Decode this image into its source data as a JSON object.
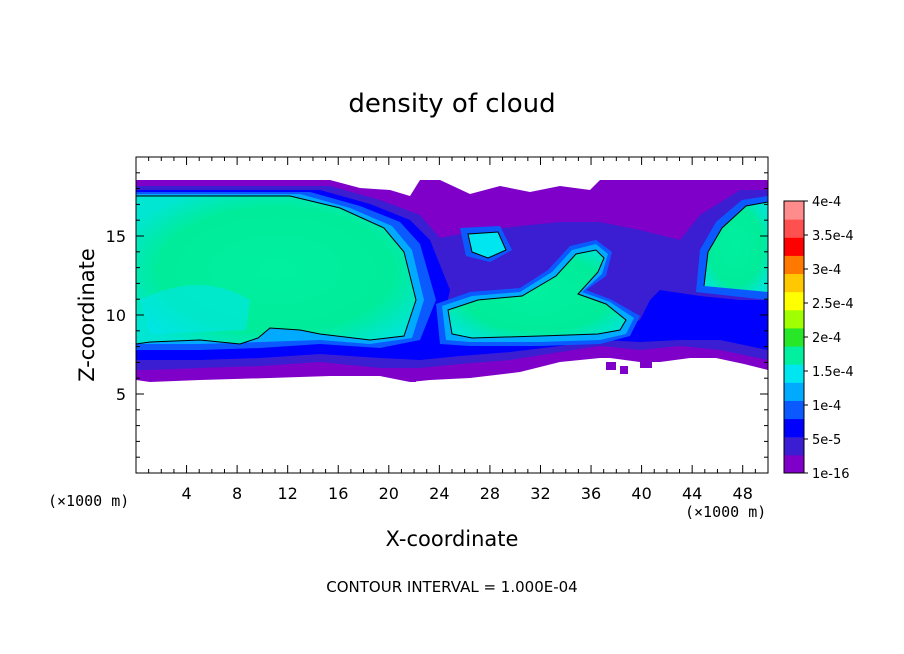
{
  "chart_data": {
    "type": "heatmap",
    "title": "density of cloud",
    "xlabel": "X-coordinate",
    "ylabel": "Z-coordinate",
    "x_unit_label": "(×1000 m)",
    "y_unit_label": "(×1000 m)",
    "xlim": [
      0,
      50
    ],
    "ylim": [
      0,
      20
    ],
    "x_ticks": [
      4,
      8,
      12,
      16,
      20,
      24,
      28,
      32,
      36,
      40,
      44,
      48
    ],
    "y_ticks": [
      5,
      10,
      15
    ],
    "footer": "CONTOUR INTERVAL = 1.000E-04",
    "colorbar": {
      "labels": [
        "1e-16",
        "5e-5",
        "1e-4",
        "1.5e-4",
        "2e-4",
        "2.5e-4",
        "3e-4",
        "3.5e-4",
        "4e-4"
      ],
      "colors": [
        "#7f00c8",
        "#3c1ed2",
        "#0000ff",
        "#0a5aff",
        "#00aaff",
        "#00e6f0",
        "#00f0a0",
        "#28e628",
        "#a0ff00",
        "#ffff00",
        "#ffc800",
        "#ff7800",
        "#ff0000",
        "#ff5050",
        "#ff8c8c"
      ]
    },
    "regions": {
      "cloud_base": 6.5,
      "cloud_top": 18.5,
      "core_left_x": [
        0,
        22
      ],
      "core_left_z": [
        8.3,
        17.5
      ],
      "core_mid_x": [
        23,
        36
      ],
      "core_mid_z": [
        7.8,
        14.5
      ],
      "core_right_x": [
        44,
        50
      ],
      "core_right_z": [
        11,
        17.5
      ],
      "core_value": 0.00016
    }
  }
}
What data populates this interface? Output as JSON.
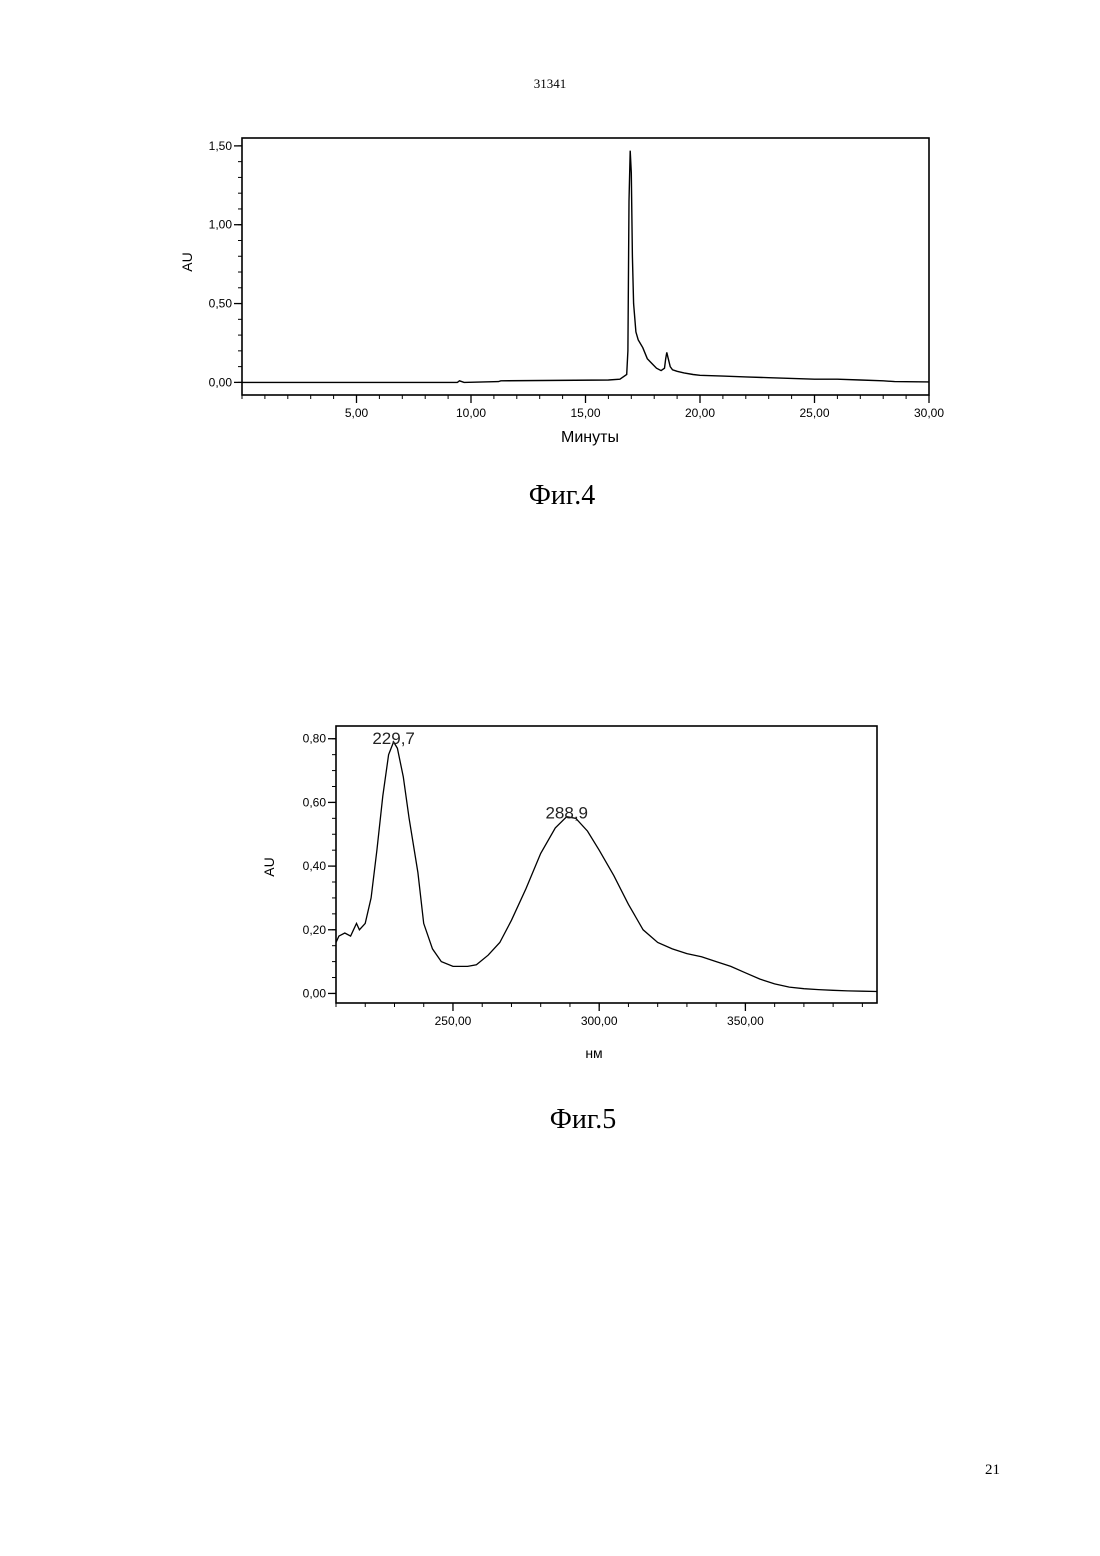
{
  "header": {
    "doc_number": "31341"
  },
  "footer": {
    "page_number": "21"
  },
  "figures": [
    {
      "caption": "Фиг.4"
    },
    {
      "caption": "Фиг.5"
    }
  ],
  "chart_data": [
    {
      "type": "line",
      "xlabel": "Минуты",
      "ylabel": "AU",
      "xlim": [
        0,
        30
      ],
      "ylim": [
        -0.08,
        1.55
      ],
      "x_ticks": [
        5,
        10,
        15,
        20,
        25,
        30
      ],
      "x_tick_labels": [
        "5,00",
        "10,00",
        "15,00",
        "20,00",
        "25,00",
        "30,00"
      ],
      "y_ticks": [
        0,
        0.5,
        1.0,
        1.5
      ],
      "y_tick_labels": [
        "0,00",
        "0,50",
        "1,00",
        "1,50"
      ],
      "grid": false,
      "series": [
        {
          "x": [
            0,
            9.4,
            9.5,
            9.7,
            11.2,
            11.3,
            16.0,
            16.5,
            16.8,
            16.85,
            16.9,
            16.95,
            17.0,
            17.05,
            17.1,
            17.2,
            17.3,
            17.5,
            17.7,
            17.9,
            18.1,
            18.3,
            18.45,
            18.5,
            18.55,
            18.6,
            18.7,
            18.8,
            19.0,
            19.3,
            19.7,
            20.0,
            21.0,
            22.0,
            23.0,
            24.0,
            25.0,
            26.0,
            27.0,
            28.0,
            28.5,
            30.0
          ],
          "y": [
            0.0,
            0.0,
            0.01,
            0.0,
            0.005,
            0.01,
            0.015,
            0.02,
            0.05,
            0.2,
            1.15,
            1.47,
            1.33,
            0.8,
            0.5,
            0.32,
            0.27,
            0.22,
            0.15,
            0.12,
            0.09,
            0.075,
            0.09,
            0.15,
            0.19,
            0.16,
            0.1,
            0.08,
            0.07,
            0.06,
            0.05,
            0.045,
            0.04,
            0.035,
            0.03,
            0.025,
            0.02,
            0.02,
            0.015,
            0.01,
            0.005,
            0.003
          ]
        }
      ]
    },
    {
      "type": "line",
      "xlabel": "нм",
      "ylabel": "AU",
      "xlim": [
        210,
        395
      ],
      "ylim": [
        -0.03,
        0.84
      ],
      "x_ticks": [
        250,
        300,
        350
      ],
      "x_tick_labels": [
        "250,00",
        "300,00",
        "350,00"
      ],
      "y_ticks": [
        0,
        0.2,
        0.4,
        0.6,
        0.8
      ],
      "y_tick_labels": [
        "0,00",
        "0,20",
        "0,40",
        "0,60",
        "0,80"
      ],
      "grid": false,
      "annotations": [
        {
          "text": "229,7",
          "x": 229.7,
          "y": 0.79
        },
        {
          "text": "288,9",
          "x": 288.9,
          "y": 0.555
        }
      ],
      "series": [
        {
          "x": [
            210,
            211,
            213,
            215,
            216,
            217,
            218,
            220,
            222,
            224,
            226,
            228,
            229.7,
            231,
            233,
            235,
            238,
            240,
            243,
            246,
            250,
            255,
            258,
            262,
            266,
            270,
            275,
            280,
            285,
            288.9,
            292,
            296,
            300,
            305,
            310,
            315,
            320,
            325,
            330,
            335,
            340,
            345,
            350,
            355,
            360,
            365,
            370,
            375,
            380,
            385,
            390,
            395
          ],
          "y": [
            0.16,
            0.18,
            0.19,
            0.18,
            0.2,
            0.22,
            0.2,
            0.22,
            0.3,
            0.45,
            0.62,
            0.75,
            0.79,
            0.77,
            0.68,
            0.55,
            0.38,
            0.22,
            0.14,
            0.1,
            0.085,
            0.085,
            0.09,
            0.12,
            0.16,
            0.23,
            0.33,
            0.44,
            0.52,
            0.555,
            0.55,
            0.51,
            0.45,
            0.37,
            0.28,
            0.2,
            0.16,
            0.14,
            0.125,
            0.115,
            0.1,
            0.085,
            0.065,
            0.045,
            0.03,
            0.02,
            0.015,
            0.012,
            0.01,
            0.008,
            0.007,
            0.006
          ]
        }
      ]
    }
  ]
}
- - -
### [Set task]
Your task is to copy the entries in full and exactly, without any images.

### [Result of this task]
Decode this image into its source data as a JSON object.
{
  "chart_data": {
    "type": "heatmap",
    "title": "density of cloud",
    "xlabel": "X-coordinate",
    "ylabel": "Z-coordinate",
    "x_unit_label": "(×1000 m)",
    "y_unit_label": "(×1000 m)",
    "xlim": [
      0,
      50
    ],
    "ylim": [
      0,
      20
    ],
    "x_ticks": [
      4,
      8,
      12,
      16,
      20,
      24,
      28,
      32,
      36,
      40,
      44,
      48
    ],
    "y_ticks": [
      5,
      10,
      15
    ],
    "footer": "CONTOUR INTERVAL = 1.000E-04",
    "colorbar": {
      "labels": [
        "1e-16",
        "5e-5",
        "1e-4",
        "1.5e-4",
        "2e-4",
        "2.5e-4",
        "3e-4",
        "3.5e-4",
        "4e-4"
      ],
      "colors": [
        "#7f00c8",
        "#3c1ed2",
        "#0000ff",
        "#0a5aff",
        "#00aaff",
        "#00e6f0",
        "#00f0a0",
        "#28e628",
        "#a0ff00",
        "#ffff00",
        "#ffc800",
        "#ff7800",
        "#ff0000",
        "#ff5050",
        "#ff8c8c"
      ]
    },
    "regions": {
      "cloud_base": 6.5,
      "cloud_top": 18.5,
      "core_left_x": [
        0,
        22
      ],
      "core_left_z": [
        8.3,
        17.5
      ],
      "core_mid_x": [
        23,
        36
      ],
      "core_mid_z": [
        7.8,
        14.5
      ],
      "core_right_x": [
        44,
        50
      ],
      "core_right_z": [
        11,
        17.5
      ],
      "core_value": 0.00016
    }
  }
}
What data populates this interface? Output as JSON.
{
  "header": {
    "doc_number": "31341"
  },
  "footer": {
    "page_number": "21"
  },
  "figures": [
    {
      "caption": "Фиг.4"
    },
    {
      "caption": "Фиг.5"
    }
  ],
  "chart_data": [
    {
      "type": "line",
      "xlabel": "Минуты",
      "ylabel": "AU",
      "xlim": [
        0,
        30
      ],
      "ylim": [
        -0.08,
        1.55
      ],
      "x_ticks": [
        5,
        10,
        15,
        20,
        25,
        30
      ],
      "x_tick_labels": [
        "5,00",
        "10,00",
        "15,00",
        "20,00",
        "25,00",
        "30,00"
      ],
      "y_ticks": [
        0,
        0.5,
        1.0,
        1.5
      ],
      "y_tick_labels": [
        "0,00",
        "0,50",
        "1,00",
        "1,50"
      ],
      "grid": false,
      "series": [
        {
          "x": [
            0,
            9.4,
            9.5,
            9.7,
            11.2,
            11.3,
            16.0,
            16.5,
            16.8,
            16.85,
            16.9,
            16.95,
            17.0,
            17.05,
            17.1,
            17.2,
            17.3,
            17.5,
            17.7,
            17.9,
            18.1,
            18.3,
            18.45,
            18.5,
            18.55,
            18.6,
            18.7,
            18.8,
            19.0,
            19.3,
            19.7,
            20.0,
            21.0,
            22.0,
            23.0,
            24.0,
            25.0,
            26.0,
            27.0,
            28.0,
            28.5,
            30.0
          ],
          "y": [
            0.0,
            0.0,
            0.01,
            0.0,
            0.005,
            0.01,
            0.015,
            0.02,
            0.05,
            0.2,
            1.15,
            1.47,
            1.33,
            0.8,
            0.5,
            0.32,
            0.27,
            0.22,
            0.15,
            0.12,
            0.09,
            0.075,
            0.09,
            0.15,
            0.19,
            0.16,
            0.1,
            0.08,
            0.07,
            0.06,
            0.05,
            0.045,
            0.04,
            0.035,
            0.03,
            0.025,
            0.02,
            0.02,
            0.015,
            0.01,
            0.005,
            0.003
          ]
        }
      ]
    },
    {
      "type": "line",
      "xlabel": "нм",
      "ylabel": "AU",
      "xlim": [
        210,
        395
      ],
      "ylim": [
        -0.03,
        0.84
      ],
      "x_ticks": [
        250,
        300,
        350
      ],
      "x_tick_labels": [
        "250,00",
        "300,00",
        "350,00"
      ],
      "y_ticks": [
        0,
        0.2,
        0.4,
        0.6,
        0.8
      ],
      "y_tick_labels": [
        "0,00",
        "0,20",
        "0,40",
        "0,60",
        "0,80"
      ],
      "grid": false,
      "annotations": [
        {
          "text": "229,7",
          "x": 229.7,
          "y": 0.79
        },
        {
          "text": "288,9",
          "x": 288.9,
          "y": 0.555
        }
      ],
      "series": [
        {
          "x": [
            210,
            211,
            213,
            215,
            216,
            217,
            218,
            220,
            222,
            224,
            226,
            228,
            229.7,
            231,
            233,
            235,
            238,
            240,
            243,
            246,
            250,
            255,
            258,
            262,
            266,
            270,
            275,
            280,
            285,
            288.9,
            292,
            296,
            300,
            305,
            310,
            315,
            320,
            325,
            330,
            335,
            340,
            345,
            350,
            355,
            360,
            365,
            370,
            375,
            380,
            385,
            390,
            395
          ],
          "y": [
            0.16,
            0.18,
            0.19,
            0.18,
            0.2,
            0.22,
            0.2,
            0.22,
            0.3,
            0.45,
            0.62,
            0.75,
            0.79,
            0.77,
            0.68,
            0.55,
            0.38,
            0.22,
            0.14,
            0.1,
            0.085,
            0.085,
            0.09,
            0.12,
            0.16,
            0.23,
            0.33,
            0.44,
            0.52,
            0.555,
            0.55,
            0.51,
            0.45,
            0.37,
            0.28,
            0.2,
            0.16,
            0.14,
            0.125,
            0.115,
            0.1,
            0.085,
            0.065,
            0.045,
            0.03,
            0.02,
            0.015,
            0.012,
            0.01,
            0.008,
            0.007,
            0.006
          ]
        }
      ]
    }
  ]
}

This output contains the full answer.